● TASK GOAL:
Output the full listing below exactly, without the pictures.

==== INFORMATION PROVIDED

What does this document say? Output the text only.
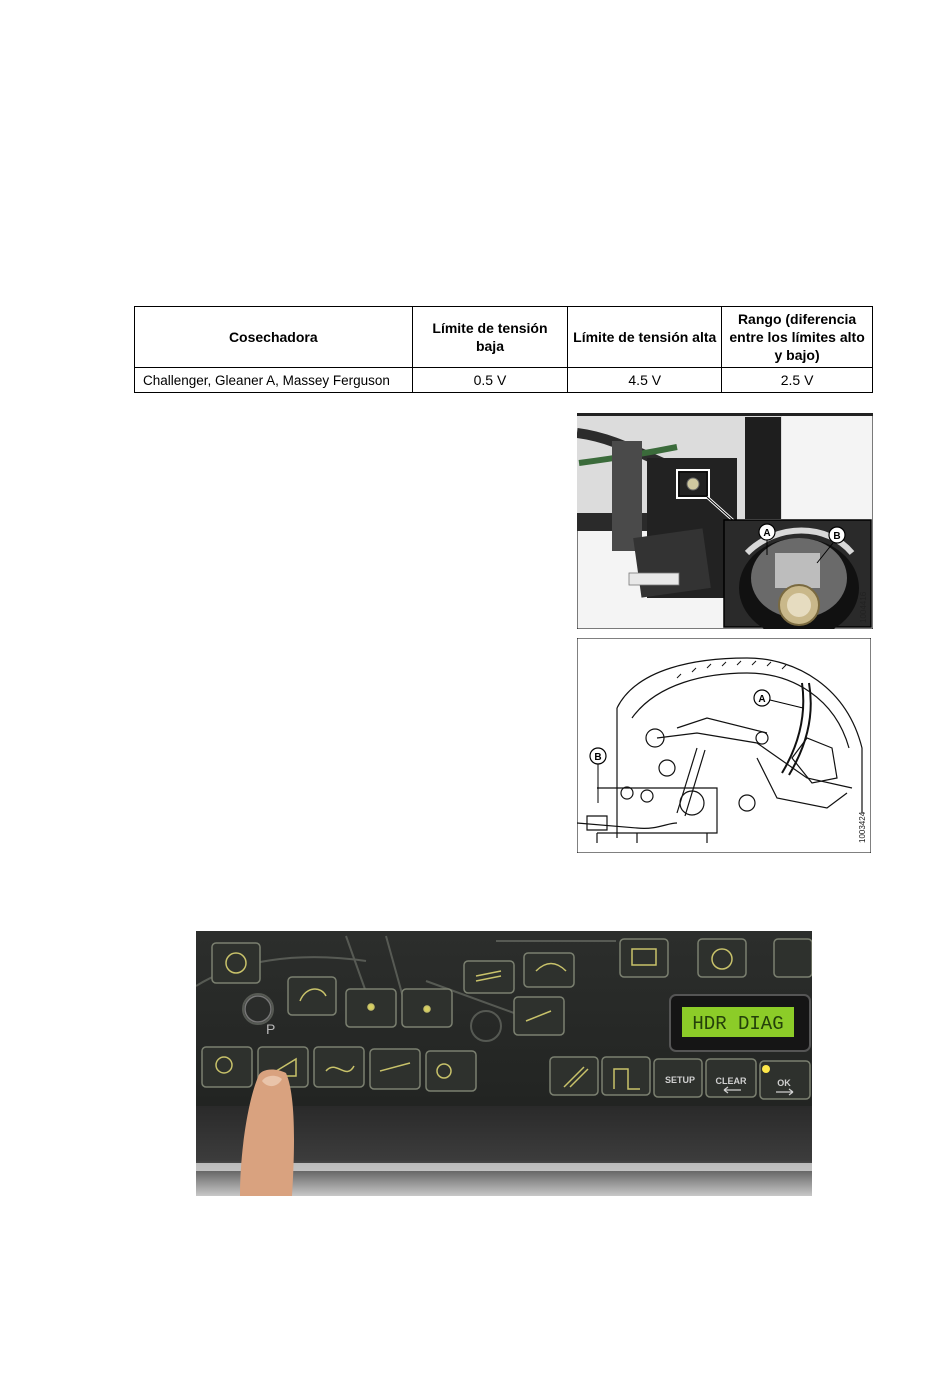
Cosechadora	Límite de tensión baja	Límite de tensión alta	Rango (diferencia entre los límites alto y bajo)
Challenger, Gleaner A, Massey Ferguson	0.5 V	4.5 V	2.5 V
A	B
1004416
A
B
1003424
P	HDR DIAG
SETUP CLEAR	OK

========

● ANSWER IN FULL:
What does this document say? Output the text only.
Cosechadora	Límite de tensión baja	Límite de tensión alta	Rango (diferencia entre los límites alto y bajo)
Challenger, Gleaner A, Massey Ferguson	0.5 V	4.5 V	2.5 V
A	B
1004416
A
B
1003424
P	HDR DIAG
SETUP CLEAR	OK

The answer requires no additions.